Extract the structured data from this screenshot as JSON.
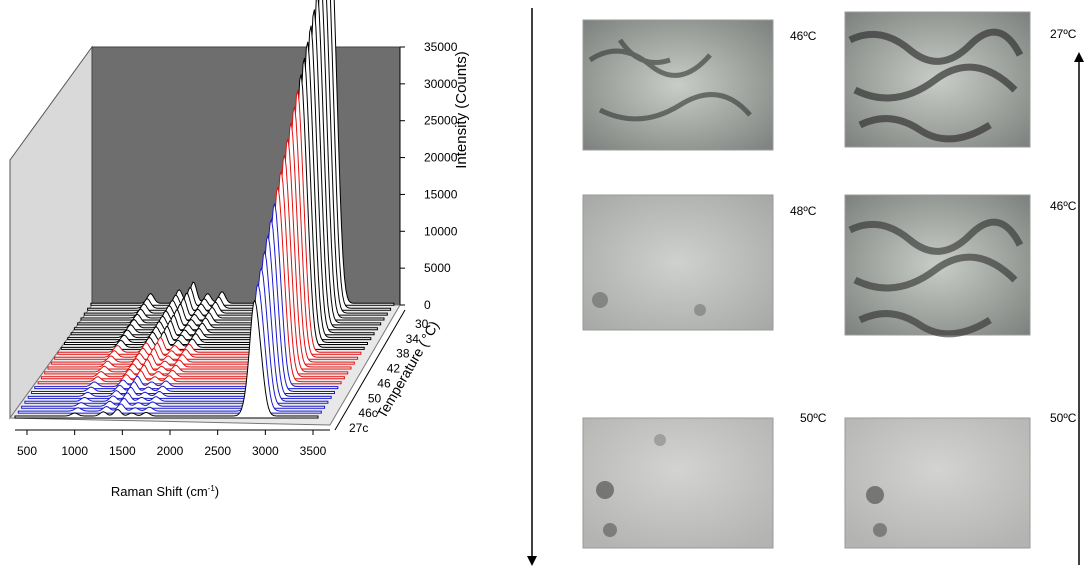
{
  "plot": {
    "y_label": "Intensity (Counts)",
    "y_ticks": [
      "35000",
      "30000",
      "25000",
      "20000",
      "15000",
      "10000",
      "5000",
      "0"
    ],
    "x_label": "Raman Shift (cm",
    "x_label_sup": "-1",
    "x_label_end": ")",
    "x_ticks": [
      "500",
      "1000",
      "1500",
      "2000",
      "2500",
      "3000",
      "3500"
    ],
    "z_label": "Temperature (",
    "z_label_unit": "°C)",
    "z_ticks": [
      "30",
      "34",
      "38",
      "42",
      "46",
      "50",
      "46c",
      "27c"
    ]
  },
  "images": [
    {
      "label": "46ºC"
    },
    {
      "label": "27ºC"
    },
    {
      "label": "48ºC"
    },
    {
      "label": "46ºC"
    },
    {
      "label": "50ºC"
    },
    {
      "label": "50ºC"
    }
  ]
}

—————

= Problem to solve =
Write the listing out a second time exactly, dropping all images.

= Answer to this problem =
Extract the structured data from this screenshot as JSON.
{
  "plot": {
    "y_label": "Intensity (Counts)",
    "y_ticks": [
      "35000",
      "30000",
      "25000",
      "20000",
      "15000",
      "10000",
      "5000",
      "0"
    ],
    "x_label": "Raman Shift (cm",
    "x_label_sup": "-1",
    "x_label_end": ")",
    "x_ticks": [
      "500",
      "1000",
      "1500",
      "2000",
      "2500",
      "3000",
      "3500"
    ],
    "z_label": "Temperature (",
    "z_label_unit": "°C)",
    "z_ticks": [
      "30",
      "34",
      "38",
      "42",
      "46",
      "50",
      "46c",
      "27c"
    ]
  },
  "images": [
    {
      "label": "46ºC"
    },
    {
      "label": "27ºC"
    },
    {
      "label": "48ºC"
    },
    {
      "label": "46ºC"
    },
    {
      "label": "50ºC"
    },
    {
      "label": "50ºC"
    }
  ]
}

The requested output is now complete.